_Written instruction_.
Reproduce every line of the records below verbatim, with nothing added or left out.

_Stored rows_.
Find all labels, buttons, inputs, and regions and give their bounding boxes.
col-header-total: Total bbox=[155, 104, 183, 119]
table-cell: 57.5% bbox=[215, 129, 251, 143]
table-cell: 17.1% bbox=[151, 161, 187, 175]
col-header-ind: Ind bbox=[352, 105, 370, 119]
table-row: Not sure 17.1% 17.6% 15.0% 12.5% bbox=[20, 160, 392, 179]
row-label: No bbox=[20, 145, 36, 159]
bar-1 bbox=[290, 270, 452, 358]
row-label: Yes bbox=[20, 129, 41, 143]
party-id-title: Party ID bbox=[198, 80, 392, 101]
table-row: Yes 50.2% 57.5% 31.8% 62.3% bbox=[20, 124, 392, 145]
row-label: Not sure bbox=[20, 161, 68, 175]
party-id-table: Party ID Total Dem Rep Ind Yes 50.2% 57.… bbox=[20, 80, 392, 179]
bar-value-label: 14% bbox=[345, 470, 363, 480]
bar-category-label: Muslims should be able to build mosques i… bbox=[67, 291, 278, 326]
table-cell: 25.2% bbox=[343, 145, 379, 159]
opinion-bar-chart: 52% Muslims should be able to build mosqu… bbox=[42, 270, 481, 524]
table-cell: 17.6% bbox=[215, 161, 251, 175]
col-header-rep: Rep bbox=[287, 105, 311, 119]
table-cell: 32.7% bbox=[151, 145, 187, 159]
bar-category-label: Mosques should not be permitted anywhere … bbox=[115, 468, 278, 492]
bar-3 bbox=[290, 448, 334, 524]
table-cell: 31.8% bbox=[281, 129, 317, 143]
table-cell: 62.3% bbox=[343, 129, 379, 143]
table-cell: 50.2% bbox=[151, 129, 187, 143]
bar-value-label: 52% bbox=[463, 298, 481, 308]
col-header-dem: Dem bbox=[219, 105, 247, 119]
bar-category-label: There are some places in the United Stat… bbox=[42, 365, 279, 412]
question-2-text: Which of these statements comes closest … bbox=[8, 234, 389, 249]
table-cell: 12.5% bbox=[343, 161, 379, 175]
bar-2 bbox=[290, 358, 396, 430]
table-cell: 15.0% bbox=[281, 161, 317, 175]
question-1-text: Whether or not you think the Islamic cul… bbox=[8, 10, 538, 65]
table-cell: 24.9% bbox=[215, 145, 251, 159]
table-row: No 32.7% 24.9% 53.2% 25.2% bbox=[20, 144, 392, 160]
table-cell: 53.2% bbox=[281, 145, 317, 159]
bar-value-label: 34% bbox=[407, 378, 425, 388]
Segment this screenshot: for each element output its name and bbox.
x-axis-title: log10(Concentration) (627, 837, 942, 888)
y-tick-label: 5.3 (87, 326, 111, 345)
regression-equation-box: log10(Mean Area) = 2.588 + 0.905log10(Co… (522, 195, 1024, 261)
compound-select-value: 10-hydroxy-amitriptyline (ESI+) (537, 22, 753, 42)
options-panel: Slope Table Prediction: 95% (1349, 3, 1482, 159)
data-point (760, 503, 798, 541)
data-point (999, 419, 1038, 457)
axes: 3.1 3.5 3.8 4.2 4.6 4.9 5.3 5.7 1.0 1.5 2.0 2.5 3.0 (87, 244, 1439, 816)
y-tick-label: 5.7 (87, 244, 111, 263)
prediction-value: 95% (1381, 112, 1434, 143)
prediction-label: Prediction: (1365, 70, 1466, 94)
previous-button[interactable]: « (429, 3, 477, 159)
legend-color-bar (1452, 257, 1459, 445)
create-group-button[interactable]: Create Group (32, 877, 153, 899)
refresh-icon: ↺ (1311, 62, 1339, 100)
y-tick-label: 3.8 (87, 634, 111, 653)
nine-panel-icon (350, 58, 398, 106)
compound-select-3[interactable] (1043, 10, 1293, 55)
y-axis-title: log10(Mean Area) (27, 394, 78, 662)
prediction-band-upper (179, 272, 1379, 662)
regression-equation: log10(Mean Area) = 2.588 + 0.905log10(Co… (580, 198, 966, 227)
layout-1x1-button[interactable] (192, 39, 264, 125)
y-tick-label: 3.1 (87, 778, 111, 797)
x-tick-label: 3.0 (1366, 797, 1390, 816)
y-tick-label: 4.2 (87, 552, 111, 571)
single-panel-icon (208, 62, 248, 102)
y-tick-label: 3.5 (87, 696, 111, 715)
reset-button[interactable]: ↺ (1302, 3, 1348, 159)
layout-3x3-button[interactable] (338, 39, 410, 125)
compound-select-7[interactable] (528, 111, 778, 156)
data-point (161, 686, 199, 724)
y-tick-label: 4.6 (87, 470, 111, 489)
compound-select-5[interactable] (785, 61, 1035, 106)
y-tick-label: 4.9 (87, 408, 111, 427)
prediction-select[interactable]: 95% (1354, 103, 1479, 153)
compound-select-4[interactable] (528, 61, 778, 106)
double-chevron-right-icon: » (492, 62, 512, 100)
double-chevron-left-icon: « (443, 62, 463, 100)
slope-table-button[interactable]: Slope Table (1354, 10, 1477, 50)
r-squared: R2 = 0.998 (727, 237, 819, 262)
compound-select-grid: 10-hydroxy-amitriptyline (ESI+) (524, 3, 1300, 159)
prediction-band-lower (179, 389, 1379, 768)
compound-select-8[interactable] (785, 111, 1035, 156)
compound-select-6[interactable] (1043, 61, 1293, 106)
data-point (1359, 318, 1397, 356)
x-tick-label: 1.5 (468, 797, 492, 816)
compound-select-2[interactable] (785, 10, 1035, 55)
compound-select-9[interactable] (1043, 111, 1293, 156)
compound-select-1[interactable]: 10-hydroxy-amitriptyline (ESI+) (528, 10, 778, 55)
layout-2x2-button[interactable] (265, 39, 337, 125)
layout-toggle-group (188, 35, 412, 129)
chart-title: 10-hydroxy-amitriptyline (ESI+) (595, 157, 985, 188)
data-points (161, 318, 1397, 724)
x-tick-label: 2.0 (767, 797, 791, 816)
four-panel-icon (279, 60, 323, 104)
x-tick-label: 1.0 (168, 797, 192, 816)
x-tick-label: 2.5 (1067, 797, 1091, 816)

_Correct response_.
Find all labels, buttons, inputs, and regions and give their bounding boxes.
col-header-total: Total bbox=[155, 104, 183, 119]
table-cell: 57.5% bbox=[215, 129, 251, 143]
table-cell: 17.1% bbox=[151, 161, 187, 175]
col-header-ind: Ind bbox=[352, 105, 370, 119]
table-row: Not sure 17.1% 17.6% 15.0% 12.5% bbox=[20, 160, 392, 179]
row-label: No bbox=[20, 145, 36, 159]
bar-1 bbox=[290, 270, 452, 358]
row-label: Yes bbox=[20, 129, 41, 143]
party-id-title: Party ID bbox=[198, 80, 392, 101]
table-row: Yes 50.2% 57.5% 31.8% 62.3% bbox=[20, 124, 392, 145]
row-label: Not sure bbox=[20, 161, 68, 175]
party-id-table: Party ID Total Dem Rep Ind Yes 50.2% 57.… bbox=[20, 80, 392, 179]
bar-value-label: 14% bbox=[345, 470, 363, 480]
bar-category-label: Muslims should be able to build mosques i… bbox=[67, 291, 278, 326]
table-cell: 25.2% bbox=[343, 145, 379, 159]
opinion-bar-chart: 52% Muslims should be able to build mosqu… bbox=[42, 270, 481, 524]
table-cell: 17.6% bbox=[215, 161, 251, 175]
col-header-rep: Rep bbox=[287, 105, 311, 119]
table-cell: 32.7% bbox=[151, 145, 187, 159]
bar-category-label: Mosques should not be permitted anywhere … bbox=[115, 468, 278, 492]
bar-3 bbox=[290, 448, 334, 524]
table-cell: 31.8% bbox=[281, 129, 317, 143]
table-cell: 62.3% bbox=[343, 129, 379, 143]
table-cell: 50.2% bbox=[151, 129, 187, 143]
bar-value-label: 52% bbox=[463, 298, 481, 308]
col-header-dem: Dem bbox=[219, 105, 247, 119]
bar-category-label: There are some places in the United Stat… bbox=[42, 365, 279, 412]
question-2-text: Which of these statements comes closest … bbox=[8, 234, 389, 249]
table-cell: 12.5% bbox=[343, 161, 379, 175]
bar-2 bbox=[290, 358, 396, 430]
table-cell: 15.0% bbox=[281, 161, 317, 175]
question-1-text: Whether or not you think the Islamic cul… bbox=[8, 10, 538, 65]
table-cell: 24.9% bbox=[215, 145, 251, 159]
table-row: No 32.7% 24.9% 53.2% 25.2% bbox=[20, 144, 392, 160]
table-cell: 53.2% bbox=[281, 145, 317, 159]
bar-value-label: 34% bbox=[407, 378, 425, 388]
Segment this screenshot: for each element output its name and bbox.
x-axis-title: log10(Concentration) (627, 837, 942, 888)
y-tick-label: 5.3 (87, 326, 111, 345)
regression-equation-box: log10(Mean Area) = 2.588 + 0.905log10(Co… (522, 195, 1024, 261)
compound-select-value: 10-hydroxy-amitriptyline (ESI+) (537, 22, 753, 42)
options-panel: Slope Table Prediction: 95% (1349, 3, 1482, 159)
data-point (760, 503, 798, 541)
data-point (999, 419, 1038, 457)
axes: 3.1 3.5 3.8 4.2 4.6 4.9 5.3 5.7 1.0 1.5 2.0 2.5 3.0 (87, 244, 1439, 816)
y-tick-label: 5.7 (87, 244, 111, 263)
prediction-value: 95% (1381, 112, 1434, 143)
prediction-label: Prediction: (1365, 70, 1466, 94)
previous-button[interactable]: « (429, 3, 477, 159)
legend-color-bar (1452, 257, 1459, 445)
create-group-button[interactable]: Create Group (32, 877, 153, 899)
refresh-icon: ↺ (1311, 62, 1339, 100)
y-tick-label: 3.8 (87, 634, 111, 653)
nine-panel-icon (350, 58, 398, 106)
compound-select-3[interactable] (1043, 10, 1293, 55)
y-axis-title: log10(Mean Area) (27, 394, 78, 662)
prediction-band-upper (179, 272, 1379, 662)
regression-equation: log10(Mean Area) = 2.588 + 0.905log10(Co… (580, 198, 966, 227)
layout-1x1-button[interactable] (192, 39, 264, 125)
y-tick-label: 3.1 (87, 778, 111, 797)
x-tick-label: 3.0 (1366, 797, 1390, 816)
y-tick-label: 4.2 (87, 552, 111, 571)
single-panel-icon (208, 62, 248, 102)
y-tick-label: 3.5 (87, 696, 111, 715)
reset-button[interactable]: ↺ (1302, 3, 1348, 159)
layout-3x3-button[interactable] (338, 39, 410, 125)
compound-select-7[interactable] (528, 111, 778, 156)
data-point (161, 686, 199, 724)
y-tick-label: 4.6 (87, 470, 111, 489)
compound-select-5[interactable] (785, 61, 1035, 106)
y-tick-label: 4.9 (87, 408, 111, 427)
prediction-select[interactable]: 95% (1354, 103, 1479, 153)
compound-select-4[interactable] (528, 61, 778, 106)
double-chevron-right-icon: » (492, 62, 512, 100)
double-chevron-left-icon: « (443, 62, 463, 100)
slope-table-button[interactable]: Slope Table (1354, 10, 1477, 50)
r-squared: R2 = 0.998 (727, 237, 819, 262)
compound-select-grid: 10-hydroxy-amitriptyline (ESI+) (524, 3, 1300, 159)
prediction-band-lower (179, 389, 1379, 768)
compound-select-8[interactable] (785, 111, 1035, 156)
compound-select-6[interactable] (1043, 61, 1293, 106)
data-point (1359, 318, 1397, 356)
x-tick-label: 1.5 (468, 797, 492, 816)
compound-select-2[interactable] (785, 10, 1035, 55)
compound-select-9[interactable] (1043, 111, 1293, 156)
compound-select-1[interactable]: 10-hydroxy-amitriptyline (ESI+) (528, 10, 778, 55)
layout-2x2-button[interactable] (265, 39, 337, 125)
layout-toggle-group (188, 35, 412, 129)
chart-title: 10-hydroxy-amitriptyline (ESI+) (595, 157, 985, 188)
data-points (161, 318, 1397, 724)
x-tick-label: 2.0 (767, 797, 791, 816)
four-panel-icon (279, 60, 323, 104)
x-tick-label: 1.0 (168, 797, 192, 816)
x-tick-label: 2.5 (1067, 797, 1091, 816)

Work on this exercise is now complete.